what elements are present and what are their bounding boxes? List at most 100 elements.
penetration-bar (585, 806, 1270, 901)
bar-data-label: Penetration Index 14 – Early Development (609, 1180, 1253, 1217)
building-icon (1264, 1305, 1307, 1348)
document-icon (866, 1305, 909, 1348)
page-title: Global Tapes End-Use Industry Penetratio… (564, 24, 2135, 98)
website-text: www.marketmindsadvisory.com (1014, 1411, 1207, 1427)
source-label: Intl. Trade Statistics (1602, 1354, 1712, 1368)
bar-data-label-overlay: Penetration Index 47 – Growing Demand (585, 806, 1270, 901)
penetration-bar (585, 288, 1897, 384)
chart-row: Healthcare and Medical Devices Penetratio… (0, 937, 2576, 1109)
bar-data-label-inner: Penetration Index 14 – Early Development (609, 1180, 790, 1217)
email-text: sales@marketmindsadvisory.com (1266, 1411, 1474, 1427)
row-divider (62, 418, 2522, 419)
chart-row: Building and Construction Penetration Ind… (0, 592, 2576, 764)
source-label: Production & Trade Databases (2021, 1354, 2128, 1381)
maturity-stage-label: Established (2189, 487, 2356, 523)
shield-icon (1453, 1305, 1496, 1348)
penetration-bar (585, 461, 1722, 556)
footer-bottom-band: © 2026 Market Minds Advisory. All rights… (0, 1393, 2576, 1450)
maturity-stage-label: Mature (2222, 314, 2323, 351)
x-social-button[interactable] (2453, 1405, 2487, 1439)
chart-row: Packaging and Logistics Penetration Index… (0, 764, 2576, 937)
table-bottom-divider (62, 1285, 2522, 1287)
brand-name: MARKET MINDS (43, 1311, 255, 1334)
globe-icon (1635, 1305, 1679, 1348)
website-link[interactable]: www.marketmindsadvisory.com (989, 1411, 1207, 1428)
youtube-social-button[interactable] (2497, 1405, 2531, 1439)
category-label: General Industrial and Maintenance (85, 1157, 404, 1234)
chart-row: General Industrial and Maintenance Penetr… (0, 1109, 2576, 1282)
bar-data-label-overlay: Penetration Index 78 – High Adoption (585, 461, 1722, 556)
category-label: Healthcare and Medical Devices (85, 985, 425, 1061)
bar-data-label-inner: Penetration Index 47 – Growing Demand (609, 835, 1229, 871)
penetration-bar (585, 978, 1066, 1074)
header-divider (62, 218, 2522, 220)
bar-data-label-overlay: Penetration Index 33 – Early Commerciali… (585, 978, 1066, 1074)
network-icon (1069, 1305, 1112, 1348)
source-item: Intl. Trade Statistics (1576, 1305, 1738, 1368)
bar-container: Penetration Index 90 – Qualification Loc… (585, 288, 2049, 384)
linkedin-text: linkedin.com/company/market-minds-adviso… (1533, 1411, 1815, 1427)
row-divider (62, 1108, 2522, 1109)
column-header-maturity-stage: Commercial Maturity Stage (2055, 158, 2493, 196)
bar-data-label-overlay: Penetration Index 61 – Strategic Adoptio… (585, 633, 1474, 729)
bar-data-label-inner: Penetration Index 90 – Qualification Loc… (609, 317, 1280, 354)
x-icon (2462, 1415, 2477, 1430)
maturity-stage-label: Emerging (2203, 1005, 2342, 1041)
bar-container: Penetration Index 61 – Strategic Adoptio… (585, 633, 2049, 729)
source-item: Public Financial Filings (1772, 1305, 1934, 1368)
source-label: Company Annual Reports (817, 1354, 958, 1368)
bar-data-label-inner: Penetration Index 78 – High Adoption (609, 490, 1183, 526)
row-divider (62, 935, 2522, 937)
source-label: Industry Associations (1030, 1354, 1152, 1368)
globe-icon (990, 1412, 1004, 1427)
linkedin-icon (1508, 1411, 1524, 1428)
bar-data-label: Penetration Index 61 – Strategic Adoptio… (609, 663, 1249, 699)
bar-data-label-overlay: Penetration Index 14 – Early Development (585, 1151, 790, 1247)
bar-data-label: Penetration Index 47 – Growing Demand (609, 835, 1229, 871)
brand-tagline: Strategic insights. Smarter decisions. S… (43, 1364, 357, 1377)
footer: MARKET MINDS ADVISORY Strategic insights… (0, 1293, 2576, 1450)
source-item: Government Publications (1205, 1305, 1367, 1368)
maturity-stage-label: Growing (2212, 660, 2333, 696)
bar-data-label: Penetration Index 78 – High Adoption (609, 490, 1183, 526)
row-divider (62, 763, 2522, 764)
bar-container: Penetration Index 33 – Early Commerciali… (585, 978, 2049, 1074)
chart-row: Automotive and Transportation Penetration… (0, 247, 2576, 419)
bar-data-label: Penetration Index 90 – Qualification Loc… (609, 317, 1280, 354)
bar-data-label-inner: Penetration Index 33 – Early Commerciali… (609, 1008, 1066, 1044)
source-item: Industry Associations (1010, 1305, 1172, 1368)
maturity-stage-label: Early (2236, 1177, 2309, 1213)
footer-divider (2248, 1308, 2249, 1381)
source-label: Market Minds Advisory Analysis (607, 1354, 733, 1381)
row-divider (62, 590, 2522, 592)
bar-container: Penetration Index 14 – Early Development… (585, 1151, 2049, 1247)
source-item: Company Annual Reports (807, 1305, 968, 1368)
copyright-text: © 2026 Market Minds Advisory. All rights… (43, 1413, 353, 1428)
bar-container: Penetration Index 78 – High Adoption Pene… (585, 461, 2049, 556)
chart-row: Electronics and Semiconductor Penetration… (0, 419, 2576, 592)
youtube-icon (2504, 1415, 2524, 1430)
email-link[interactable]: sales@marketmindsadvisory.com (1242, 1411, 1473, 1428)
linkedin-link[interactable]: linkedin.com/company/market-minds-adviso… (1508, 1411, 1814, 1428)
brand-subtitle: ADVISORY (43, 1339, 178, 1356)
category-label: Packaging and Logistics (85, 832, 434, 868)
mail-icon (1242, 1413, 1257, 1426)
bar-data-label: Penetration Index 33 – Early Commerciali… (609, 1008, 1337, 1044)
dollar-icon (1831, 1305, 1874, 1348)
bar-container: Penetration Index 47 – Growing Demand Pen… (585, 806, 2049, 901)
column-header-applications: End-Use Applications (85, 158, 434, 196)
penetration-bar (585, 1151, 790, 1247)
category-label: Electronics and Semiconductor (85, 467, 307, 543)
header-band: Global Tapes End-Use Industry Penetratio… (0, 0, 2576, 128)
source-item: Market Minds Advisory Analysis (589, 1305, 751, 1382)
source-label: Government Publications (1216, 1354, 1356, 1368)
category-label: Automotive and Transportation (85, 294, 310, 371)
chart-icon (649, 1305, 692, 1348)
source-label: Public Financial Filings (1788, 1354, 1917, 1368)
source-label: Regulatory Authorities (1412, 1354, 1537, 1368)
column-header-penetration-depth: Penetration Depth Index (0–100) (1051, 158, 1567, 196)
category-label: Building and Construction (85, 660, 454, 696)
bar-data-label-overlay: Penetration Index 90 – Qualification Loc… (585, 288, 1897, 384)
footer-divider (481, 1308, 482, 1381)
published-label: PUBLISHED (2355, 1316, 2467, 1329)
:::
What you are asked to do: Reproduce each of the entries above line for line, leaving every character unchanged and omitting nothing.

Task result:
what elements are present and what are their bounding boxes? List at most 100 elements.
penetration-bar (585, 806, 1270, 901)
bar-data-label: Penetration Index 14 – Early Development (609, 1180, 1253, 1217)
building-icon (1264, 1305, 1307, 1348)
document-icon (866, 1305, 909, 1348)
page-title: Global Tapes End-Use Industry Penetratio… (564, 24, 2135, 98)
website-text: www.marketmindsadvisory.com (1014, 1411, 1207, 1427)
source-label: Intl. Trade Statistics (1602, 1354, 1712, 1368)
bar-data-label-overlay: Penetration Index 47 – Growing Demand (585, 806, 1270, 901)
penetration-bar (585, 288, 1897, 384)
chart-row: Healthcare and Medical Devices Penetratio… (0, 937, 2576, 1109)
bar-data-label-inner: Penetration Index 14 – Early Development (609, 1180, 790, 1217)
email-text: sales@marketmindsadvisory.com (1266, 1411, 1474, 1427)
row-divider (62, 418, 2522, 419)
chart-row: Building and Construction Penetration Ind… (0, 592, 2576, 764)
source-label: Production & Trade Databases (2021, 1354, 2128, 1381)
maturity-stage-label: Established (2189, 487, 2356, 523)
shield-icon (1453, 1305, 1496, 1348)
penetration-bar (585, 461, 1722, 556)
footer-bottom-band: © 2026 Market Minds Advisory. All rights… (0, 1393, 2576, 1450)
maturity-stage-label: Mature (2222, 314, 2323, 351)
x-social-button[interactable] (2453, 1405, 2487, 1439)
chart-row: Packaging and Logistics Penetration Index… (0, 764, 2576, 937)
table-bottom-divider (62, 1285, 2522, 1287)
brand-name: MARKET MINDS (43, 1311, 255, 1334)
globe-icon (1635, 1305, 1679, 1348)
website-link[interactable]: www.marketmindsadvisory.com (989, 1411, 1207, 1428)
youtube-social-button[interactable] (2497, 1405, 2531, 1439)
category-label: General Industrial and Maintenance (85, 1157, 404, 1234)
chart-row: General Industrial and Maintenance Penetr… (0, 1109, 2576, 1282)
bar-data-label-overlay: Penetration Index 78 – High Adoption (585, 461, 1722, 556)
category-label: Healthcare and Medical Devices (85, 985, 425, 1061)
bar-data-label-inner: Penetration Index 47 – Growing Demand (609, 835, 1229, 871)
penetration-bar (585, 978, 1066, 1074)
header-divider (62, 218, 2522, 220)
bar-data-label-overlay: Penetration Index 33 – Early Commerciali… (585, 978, 1066, 1074)
network-icon (1069, 1305, 1112, 1348)
source-item: Intl. Trade Statistics (1576, 1305, 1738, 1368)
bar-container: Penetration Index 90 – Qualification Loc… (585, 288, 2049, 384)
linkedin-text: linkedin.com/company/market-minds-adviso… (1533, 1411, 1815, 1427)
row-divider (62, 1108, 2522, 1109)
column-header-maturity-stage: Commercial Maturity Stage (2055, 158, 2493, 196)
bar-data-label-overlay: Penetration Index 61 – Strategic Adoptio… (585, 633, 1474, 729)
bar-data-label-inner: Penetration Index 90 – Qualification Loc… (609, 317, 1280, 354)
x-icon (2462, 1415, 2477, 1430)
maturity-stage-label: Emerging (2203, 1005, 2342, 1041)
bar-container: Penetration Index 61 – Strategic Adoptio… (585, 633, 2049, 729)
source-item: Public Financial Filings (1772, 1305, 1934, 1368)
source-label: Company Annual Reports (817, 1354, 958, 1368)
bar-data-label-inner: Penetration Index 78 – High Adoption (609, 490, 1183, 526)
row-divider (62, 935, 2522, 937)
source-label: Industry Associations (1030, 1354, 1152, 1368)
globe-icon (990, 1412, 1004, 1427)
linkedin-icon (1508, 1411, 1524, 1428)
bar-data-label: Penetration Index 61 – Strategic Adoptio… (609, 663, 1249, 699)
bar-data-label-overlay: Penetration Index 14 – Early Development (585, 1151, 790, 1247)
bar-data-label: Penetration Index 47 – Growing Demand (609, 835, 1229, 871)
brand-tagline: Strategic insights. Smarter decisions. S… (43, 1364, 357, 1377)
footer: MARKET MINDS ADVISORY Strategic insights… (0, 1293, 2576, 1450)
source-item: Government Publications (1205, 1305, 1367, 1368)
maturity-stage-label: Growing (2212, 660, 2333, 696)
bar-data-label: Penetration Index 78 – High Adoption (609, 490, 1183, 526)
row-divider (62, 763, 2522, 764)
bar-container: Penetration Index 33 – Early Commerciali… (585, 978, 2049, 1074)
chart-row: Automotive and Transportation Penetration… (0, 247, 2576, 419)
bar-data-label: Penetration Index 90 – Qualification Loc… (609, 317, 1280, 354)
bar-data-label-inner: Penetration Index 33 – Early Commerciali… (609, 1008, 1066, 1044)
source-item: Industry Associations (1010, 1305, 1172, 1368)
maturity-stage-label: Early (2236, 1177, 2309, 1213)
footer-divider (2248, 1308, 2249, 1381)
source-label: Market Minds Advisory Analysis (607, 1354, 733, 1381)
row-divider (62, 590, 2522, 592)
bar-container: Penetration Index 14 – Early Development… (585, 1151, 2049, 1247)
source-item: Company Annual Reports (807, 1305, 968, 1368)
copyright-text: © 2026 Market Minds Advisory. All rights… (43, 1413, 353, 1428)
bar-container: Penetration Index 78 – High Adoption Pene… (585, 461, 2049, 556)
chart-row: Electronics and Semiconductor Penetration… (0, 419, 2576, 592)
youtube-icon (2504, 1415, 2524, 1430)
email-link[interactable]: sales@marketmindsadvisory.com (1242, 1411, 1473, 1428)
linkedin-link[interactable]: linkedin.com/company/market-minds-adviso… (1508, 1411, 1814, 1428)
brand-subtitle: ADVISORY (43, 1339, 178, 1356)
category-label: Packaging and Logistics (85, 832, 434, 868)
mail-icon (1242, 1413, 1257, 1426)
bar-data-label: Penetration Index 33 – Early Commerciali… (609, 1008, 1337, 1044)
dollar-icon (1831, 1305, 1874, 1348)
bar-container: Penetration Index 47 – Growing Demand Pen… (585, 806, 2049, 901)
column-header-applications: End-Use Applications (85, 158, 434, 196)
penetration-bar (585, 1151, 790, 1247)
category-label: Electronics and Semiconductor (85, 467, 307, 543)
header-band: Global Tapes End-Use Industry Penetratio… (0, 0, 2576, 128)
source-item: Market Minds Advisory Analysis (589, 1305, 751, 1382)
source-label: Government Publications (1216, 1354, 1356, 1368)
category-label: Automotive and Transportation (85, 294, 310, 371)
chart-icon (649, 1305, 692, 1348)
source-label: Public Financial Filings (1788, 1354, 1917, 1368)
source-label: Regulatory Authorities (1412, 1354, 1537, 1368)
column-header-penetration-depth: Penetration Depth Index (0–100) (1051, 158, 1567, 196)
category-label: Building and Construction (85, 660, 454, 696)
bar-data-label-overlay: Penetration Index 90 – Qualification Loc… (585, 288, 1897, 384)
footer-divider (481, 1308, 482, 1381)
published-label: PUBLISHED (2355, 1316, 2467, 1329)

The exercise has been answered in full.